▶ [SET TASK]: Select and reproduce each line of the listing below that bears the string "label".

▶ [INFORMATION PROVIDED]:

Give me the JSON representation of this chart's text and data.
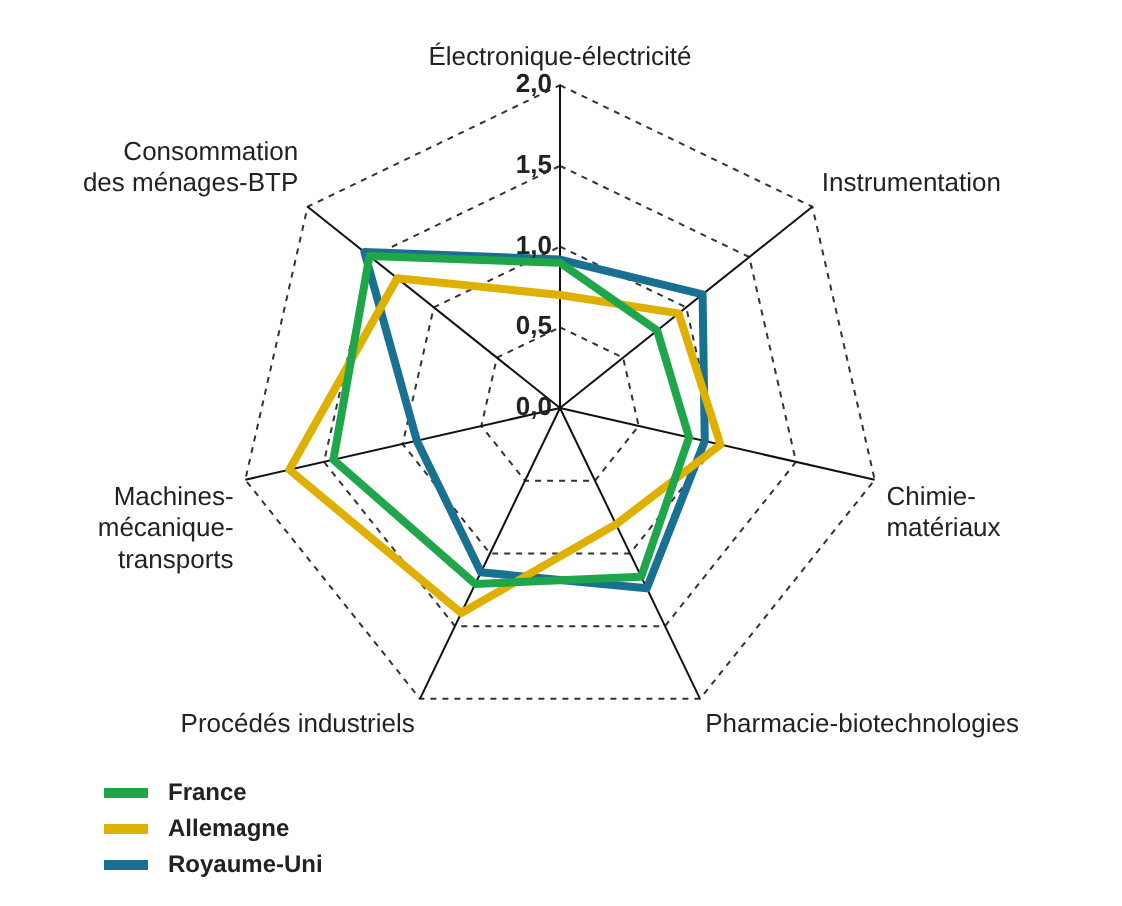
{
  "chart_data": {
    "type": "radar",
    "categories": [
      "Électronique-électricité",
      "Instrumentation",
      "Chimie-matériaux",
      "Pharmacie-biotechnologies",
      "Procédés industriels",
      "Machines-mécanique-transports",
      "Consommation des ménages-BTP"
    ],
    "series": [
      {
        "name": "France",
        "color": "#1fa64a",
        "values": [
          0.9,
          0.77,
          0.82,
          1.16,
          1.21,
          1.44,
          1.51
        ]
      },
      {
        "name": "Allemagne",
        "color": "#e0b000",
        "values": [
          0.7,
          0.94,
          1.02,
          0.8,
          1.41,
          1.72,
          1.29
        ]
      },
      {
        "name": "Royaume-Uni",
        "color": "#1a7090",
        "values": [
          0.92,
          1.13,
          0.92,
          1.24,
          1.13,
          0.91,
          1.55
        ]
      }
    ],
    "ylim": [
      0,
      2
    ],
    "yticks": [
      {
        "value": 0,
        "label": "0,0"
      },
      {
        "value": 0.5,
        "label": "0,5"
      },
      {
        "value": 1,
        "label": "1,0"
      },
      {
        "value": 1.5,
        "label": "1,5"
      },
      {
        "value": 2,
        "label": "2,0"
      }
    ],
    "grid": true,
    "legend": "bottom left",
    "marker": "none",
    "line_style": "solid"
  }
}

▶ [OUTPUT BELOW]:
        "label": "0,0"
        "label": "0,5"
        "label": "1,0"
        "label": "1,5"
        "label": "2,0"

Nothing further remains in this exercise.